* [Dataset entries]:
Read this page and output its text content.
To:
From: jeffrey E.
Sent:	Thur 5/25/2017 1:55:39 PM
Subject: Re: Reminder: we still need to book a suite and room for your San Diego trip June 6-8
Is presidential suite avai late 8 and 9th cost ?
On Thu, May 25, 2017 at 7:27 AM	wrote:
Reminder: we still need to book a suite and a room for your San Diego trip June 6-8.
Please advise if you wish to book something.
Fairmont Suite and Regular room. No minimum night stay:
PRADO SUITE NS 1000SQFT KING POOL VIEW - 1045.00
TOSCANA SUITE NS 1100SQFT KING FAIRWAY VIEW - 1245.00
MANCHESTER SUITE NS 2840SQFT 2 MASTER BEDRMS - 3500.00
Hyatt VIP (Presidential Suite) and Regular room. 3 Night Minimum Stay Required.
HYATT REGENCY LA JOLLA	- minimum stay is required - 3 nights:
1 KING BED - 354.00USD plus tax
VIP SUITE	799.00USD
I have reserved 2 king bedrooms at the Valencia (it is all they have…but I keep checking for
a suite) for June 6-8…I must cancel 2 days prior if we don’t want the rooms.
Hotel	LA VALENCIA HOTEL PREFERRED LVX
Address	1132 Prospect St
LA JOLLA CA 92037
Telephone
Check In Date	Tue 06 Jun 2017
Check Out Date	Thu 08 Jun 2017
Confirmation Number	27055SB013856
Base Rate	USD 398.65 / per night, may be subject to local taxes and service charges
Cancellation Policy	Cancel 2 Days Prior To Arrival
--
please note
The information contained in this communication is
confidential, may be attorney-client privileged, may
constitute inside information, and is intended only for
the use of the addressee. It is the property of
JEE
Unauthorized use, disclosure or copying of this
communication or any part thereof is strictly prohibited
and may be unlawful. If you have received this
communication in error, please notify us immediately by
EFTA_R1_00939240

* [The task]: Extract the full set of entries word for word.

* [Response to the exercise]:
Read this page and output its text content.
To:
From: jeffrey E.
Sent:	Thur 5/25/2017 1:55:39 PM
Subject: Re: Reminder: we still need to book a suite and room for your San Diego trip June 6-8
Is presidential suite avai late 8 and 9th cost ?
On Thu, May 25, 2017 at 7:27 AM	wrote:
Reminder: we still need to book a suite and a room for your San Diego trip June 6-8.
Please advise if you wish to book something.
Fairmont Suite and Regular room. No minimum night stay:
PRADO SUITE NS 1000SQFT KING POOL VIEW - 1045.00
TOSCANA SUITE NS 1100SQFT KING FAIRWAY VIEW - 1245.00
MANCHESTER SUITE NS 2840SQFT 2 MASTER BEDRMS - 3500.00
Hyatt VIP (Presidential Suite) and Regular room. 3 Night Minimum Stay Required.
HYATT REGENCY LA JOLLA	- minimum stay is required - 3 nights:
1 KING BED - 354.00USD plus tax
VIP SUITE	799.00USD
I have reserved 2 king bedrooms at the Valencia (it is all they have…but I keep checking for
a suite) for June 6-8…I must cancel 2 days prior if we don’t want the rooms.
Hotel	LA VALENCIA HOTEL PREFERRED LVX
Address	1132 Prospect St
LA JOLLA CA 92037
Telephone
Check In Date	Tue 06 Jun 2017
Check Out Date	Thu 08 Jun 2017
Confirmation Number	27055SB013856
Base Rate	USD 398.65 / per night, may be subject to local taxes and service charges
Cancellation Policy	Cancel 2 Days Prior To Arrival
--
please note
The information contained in this communication is
confidential, may be attorney-client privileged, may
constitute inside information, and is intended only for
the use of the addressee. It is the property of
JEE
Unauthorized use, disclosure or copying of this
communication or any part thereof is strictly prohibited
and may be unlawful. If you have received this
communication in error, please notify us immediately by
EFTA_R1_00939240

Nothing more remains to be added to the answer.